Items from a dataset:
= = = = = = =

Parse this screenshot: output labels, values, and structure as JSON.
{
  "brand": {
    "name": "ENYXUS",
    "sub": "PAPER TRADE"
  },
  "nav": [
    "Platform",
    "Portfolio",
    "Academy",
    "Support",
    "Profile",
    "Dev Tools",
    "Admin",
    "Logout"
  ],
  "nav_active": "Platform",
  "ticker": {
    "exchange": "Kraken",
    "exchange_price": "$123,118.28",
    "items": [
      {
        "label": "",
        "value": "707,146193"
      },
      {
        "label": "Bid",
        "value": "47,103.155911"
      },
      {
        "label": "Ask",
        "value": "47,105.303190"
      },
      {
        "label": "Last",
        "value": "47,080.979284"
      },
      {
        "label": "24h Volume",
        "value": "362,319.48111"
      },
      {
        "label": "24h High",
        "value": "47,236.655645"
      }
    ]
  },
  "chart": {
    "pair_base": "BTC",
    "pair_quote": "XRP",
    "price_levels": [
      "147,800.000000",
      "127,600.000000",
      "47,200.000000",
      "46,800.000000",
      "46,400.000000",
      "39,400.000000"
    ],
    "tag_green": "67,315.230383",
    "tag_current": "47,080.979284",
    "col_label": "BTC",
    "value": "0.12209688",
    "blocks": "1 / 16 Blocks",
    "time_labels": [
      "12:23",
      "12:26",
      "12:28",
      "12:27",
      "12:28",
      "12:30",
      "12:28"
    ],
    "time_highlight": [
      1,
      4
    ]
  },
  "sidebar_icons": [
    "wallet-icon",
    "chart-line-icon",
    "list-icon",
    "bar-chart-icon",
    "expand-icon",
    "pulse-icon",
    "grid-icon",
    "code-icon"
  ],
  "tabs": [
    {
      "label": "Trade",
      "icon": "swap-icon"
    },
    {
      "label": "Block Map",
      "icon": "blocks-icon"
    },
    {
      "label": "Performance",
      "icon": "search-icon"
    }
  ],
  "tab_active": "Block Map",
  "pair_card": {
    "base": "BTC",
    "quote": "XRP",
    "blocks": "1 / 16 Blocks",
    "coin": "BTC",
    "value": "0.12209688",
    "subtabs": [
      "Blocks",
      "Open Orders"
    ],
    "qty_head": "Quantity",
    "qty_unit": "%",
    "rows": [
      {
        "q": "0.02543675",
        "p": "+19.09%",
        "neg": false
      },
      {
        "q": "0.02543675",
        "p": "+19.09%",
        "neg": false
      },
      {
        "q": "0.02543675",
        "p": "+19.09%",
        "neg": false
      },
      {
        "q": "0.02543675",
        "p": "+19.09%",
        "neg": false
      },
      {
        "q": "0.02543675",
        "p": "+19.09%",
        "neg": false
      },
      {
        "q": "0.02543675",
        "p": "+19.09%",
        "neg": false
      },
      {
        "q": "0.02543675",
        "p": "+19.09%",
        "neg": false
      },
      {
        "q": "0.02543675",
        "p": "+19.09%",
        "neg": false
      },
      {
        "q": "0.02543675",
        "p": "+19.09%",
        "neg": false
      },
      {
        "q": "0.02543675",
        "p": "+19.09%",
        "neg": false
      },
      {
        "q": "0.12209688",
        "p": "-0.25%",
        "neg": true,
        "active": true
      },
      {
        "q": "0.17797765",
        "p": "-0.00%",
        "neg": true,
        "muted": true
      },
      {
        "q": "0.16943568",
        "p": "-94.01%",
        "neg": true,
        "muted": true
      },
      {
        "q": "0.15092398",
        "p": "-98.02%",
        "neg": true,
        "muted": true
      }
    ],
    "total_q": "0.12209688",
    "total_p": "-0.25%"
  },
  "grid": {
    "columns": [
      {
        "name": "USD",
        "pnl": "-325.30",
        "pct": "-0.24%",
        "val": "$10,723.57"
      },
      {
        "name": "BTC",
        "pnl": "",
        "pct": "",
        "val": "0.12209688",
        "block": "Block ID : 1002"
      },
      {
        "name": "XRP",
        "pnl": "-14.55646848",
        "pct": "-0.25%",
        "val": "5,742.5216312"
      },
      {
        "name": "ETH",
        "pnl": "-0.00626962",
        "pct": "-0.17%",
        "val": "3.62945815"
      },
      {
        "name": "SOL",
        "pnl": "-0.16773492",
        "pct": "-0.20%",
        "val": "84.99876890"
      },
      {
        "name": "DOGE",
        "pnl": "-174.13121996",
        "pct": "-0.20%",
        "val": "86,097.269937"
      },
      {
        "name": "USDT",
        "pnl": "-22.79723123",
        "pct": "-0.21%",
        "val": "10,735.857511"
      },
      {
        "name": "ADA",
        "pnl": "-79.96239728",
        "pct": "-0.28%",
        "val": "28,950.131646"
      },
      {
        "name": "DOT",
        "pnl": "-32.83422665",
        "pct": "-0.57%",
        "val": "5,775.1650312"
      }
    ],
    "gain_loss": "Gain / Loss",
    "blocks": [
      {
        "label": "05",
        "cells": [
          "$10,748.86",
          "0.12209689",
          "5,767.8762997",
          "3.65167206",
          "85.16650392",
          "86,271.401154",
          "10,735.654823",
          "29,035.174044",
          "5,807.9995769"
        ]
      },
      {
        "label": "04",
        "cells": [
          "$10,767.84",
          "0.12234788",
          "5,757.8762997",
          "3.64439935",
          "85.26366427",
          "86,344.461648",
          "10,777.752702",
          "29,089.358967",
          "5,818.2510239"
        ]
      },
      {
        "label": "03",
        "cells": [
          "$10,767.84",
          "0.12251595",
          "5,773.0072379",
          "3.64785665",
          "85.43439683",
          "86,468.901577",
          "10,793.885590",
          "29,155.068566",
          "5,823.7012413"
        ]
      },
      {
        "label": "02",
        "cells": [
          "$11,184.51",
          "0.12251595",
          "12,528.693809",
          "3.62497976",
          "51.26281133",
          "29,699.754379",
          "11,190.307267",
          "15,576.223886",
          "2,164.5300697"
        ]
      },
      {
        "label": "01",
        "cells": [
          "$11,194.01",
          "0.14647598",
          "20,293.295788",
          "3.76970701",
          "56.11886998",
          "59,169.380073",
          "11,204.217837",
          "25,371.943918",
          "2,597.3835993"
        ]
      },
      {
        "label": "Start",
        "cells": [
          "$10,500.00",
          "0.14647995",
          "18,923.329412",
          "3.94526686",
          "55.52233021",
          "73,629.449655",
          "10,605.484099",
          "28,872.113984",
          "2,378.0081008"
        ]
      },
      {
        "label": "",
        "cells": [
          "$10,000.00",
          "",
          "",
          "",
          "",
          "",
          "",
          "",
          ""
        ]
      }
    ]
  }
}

= = = = = = =

Set all of the entries down again, exactly as they were given.

Worked solution:
Parse this screenshot: output labels, values, and structure as JSON.
{
  "brand": {
    "name": "ENYXUS",
    "sub": "PAPER TRADE"
  },
  "nav": [
    "Platform",
    "Portfolio",
    "Academy",
    "Support",
    "Profile",
    "Dev Tools",
    "Admin",
    "Logout"
  ],
  "nav_active": "Platform",
  "ticker": {
    "exchange": "Kraken",
    "exchange_price": "$123,118.28",
    "items": [
      {
        "label": "",
        "value": "707,146193"
      },
      {
        "label": "Bid",
        "value": "47,103.155911"
      },
      {
        "label": "Ask",
        "value": "47,105.303190"
      },
      {
        "label": "Last",
        "value": "47,080.979284"
      },
      {
        "label": "24h Volume",
        "value": "362,319.48111"
      },
      {
        "label": "24h High",
        "value": "47,236.655645"
      }
    ]
  },
  "chart": {
    "pair_base": "BTC",
    "pair_quote": "XRP",
    "price_levels": [
      "147,800.000000",
      "127,600.000000",
      "47,200.000000",
      "46,800.000000",
      "46,400.000000",
      "39,400.000000"
    ],
    "tag_green": "67,315.230383",
    "tag_current": "47,080.979284",
    "col_label": "BTC",
    "value": "0.12209688",
    "blocks": "1 / 16 Blocks",
    "time_labels": [
      "12:23",
      "12:26",
      "12:28",
      "12:27",
      "12:28",
      "12:30",
      "12:28"
    ],
    "time_highlight": [
      1,
      4
    ]
  },
  "sidebar_icons": [
    "wallet-icon",
    "chart-line-icon",
    "list-icon",
    "bar-chart-icon",
    "expand-icon",
    "pulse-icon",
    "grid-icon",
    "code-icon"
  ],
  "tabs": [
    {
      "label": "Trade",
      "icon": "swap-icon"
    },
    {
      "label": "Block Map",
      "icon": "blocks-icon"
    },
    {
      "label": "Performance",
      "icon": "search-icon"
    }
  ],
  "tab_active": "Block Map",
  "pair_card": {
    "base": "BTC",
    "quote": "XRP",
    "blocks": "1 / 16 Blocks",
    "coin": "BTC",
    "value": "0.12209688",
    "subtabs": [
      "Blocks",
      "Open Orders"
    ],
    "qty_head": "Quantity",
    "qty_unit": "%",
    "rows": [
      {
        "q": "0.02543675",
        "p": "+19.09%",
        "neg": false
      },
      {
        "q": "0.02543675",
        "p": "+19.09%",
        "neg": false
      },
      {
        "q": "0.02543675",
        "p": "+19.09%",
        "neg": false
      },
      {
        "q": "0.02543675",
        "p": "+19.09%",
        "neg": false
      },
      {
        "q": "0.02543675",
        "p": "+19.09%",
        "neg": false
      },
      {
        "q": "0.02543675",
        "p": "+19.09%",
        "neg": false
      },
      {
        "q": "0.02543675",
        "p": "+19.09%",
        "neg": false
      },
      {
        "q": "0.02543675",
        "p": "+19.09%",
        "neg": false
      },
      {
        "q": "0.02543675",
        "p": "+19.09%",
        "neg": false
      },
      {
        "q": "0.02543675",
        "p": "+19.09%",
        "neg": false
      },
      {
        "q": "0.12209688",
        "p": "-0.25%",
        "neg": true,
        "active": true
      },
      {
        "q": "0.17797765",
        "p": "-0.00%",
        "neg": true,
        "muted": true
      },
      {
        "q": "0.16943568",
        "p": "-94.01%",
        "neg": true,
        "muted": true
      },
      {
        "q": "0.15092398",
        "p": "-98.02%",
        "neg": true,
        "muted": true
      }
    ],
    "total_q": "0.12209688",
    "total_p": "-0.25%"
  },
  "grid": {
    "columns": [
      {
        "name": "USD",
        "pnl": "-325.30",
        "pct": "-0.24%",
        "val": "$10,723.57"
      },
      {
        "name": "BTC",
        "pnl": "",
        "pct": "",
        "val": "0.12209688",
        "block": "Block ID : 1002"
      },
      {
        "name": "XRP",
        "pnl": "-14.55646848",
        "pct": "-0.25%",
        "val": "5,742.5216312"
      },
      {
        "name": "ETH",
        "pnl": "-0.00626962",
        "pct": "-0.17%",
        "val": "3.62945815"
      },
      {
        "name": "SOL",
        "pnl": "-0.16773492",
        "pct": "-0.20%",
        "val": "84.99876890"
      },
      {
        "name": "DOGE",
        "pnl": "-174.13121996",
        "pct": "-0.20%",
        "val": "86,097.269937"
      },
      {
        "name": "USDT",
        "pnl": "-22.79723123",
        "pct": "-0.21%",
        "val": "10,735.857511"
      },
      {
        "name": "ADA",
        "pnl": "-79.96239728",
        "pct": "-0.28%",
        "val": "28,950.131646"
      },
      {
        "name": "DOT",
        "pnl": "-32.83422665",
        "pct": "-0.57%",
        "val": "5,775.1650312"
      }
    ],
    "gain_loss": "Gain / Loss",
    "blocks": [
      {
        "label": "05",
        "cells": [
          "$10,748.86",
          "0.12209689",
          "5,767.8762997",
          "3.65167206",
          "85.16650392",
          "86,271.401154",
          "10,735.654823",
          "29,035.174044",
          "5,807.9995769"
        ]
      },
      {
        "label": "04",
        "cells": [
          "$10,767.84",
          "0.12234788",
          "5,757.8762997",
          "3.64439935",
          "85.26366427",
          "86,344.461648",
          "10,777.752702",
          "29,089.358967",
          "5,818.2510239"
        ]
      },
      {
        "label": "03",
        "cells": [
          "$10,767.84",
          "0.12251595",
          "5,773.0072379",
          "3.64785665",
          "85.43439683",
          "86,468.901577",
          "10,793.885590",
          "29,155.068566",
          "5,823.7012413"
        ]
      },
      {
        "label": "02",
        "cells": [
          "$11,184.51",
          "0.12251595",
          "12,528.693809",
          "3.62497976",
          "51.26281133",
          "29,699.754379",
          "11,190.307267",
          "15,576.223886",
          "2,164.5300697"
        ]
      },
      {
        "label": "01",
        "cells": [
          "$11,194.01",
          "0.14647598",
          "20,293.295788",
          "3.76970701",
          "56.11886998",
          "59,169.380073",
          "11,204.217837",
          "25,371.943918",
          "2,597.3835993"
        ]
      },
      {
        "label": "Start",
        "cells": [
          "$10,500.00",
          "0.14647995",
          "18,923.329412",
          "3.94526686",
          "55.52233021",
          "73,629.449655",
          "10,605.484099",
          "28,872.113984",
          "2,378.0081008"
        ]
      },
      {
        "label": "",
        "cells": [
          "$10,000.00",
          "",
          "",
          "",
          "",
          "",
          "",
          "",
          ""
        ]
      }
    ]
  }
}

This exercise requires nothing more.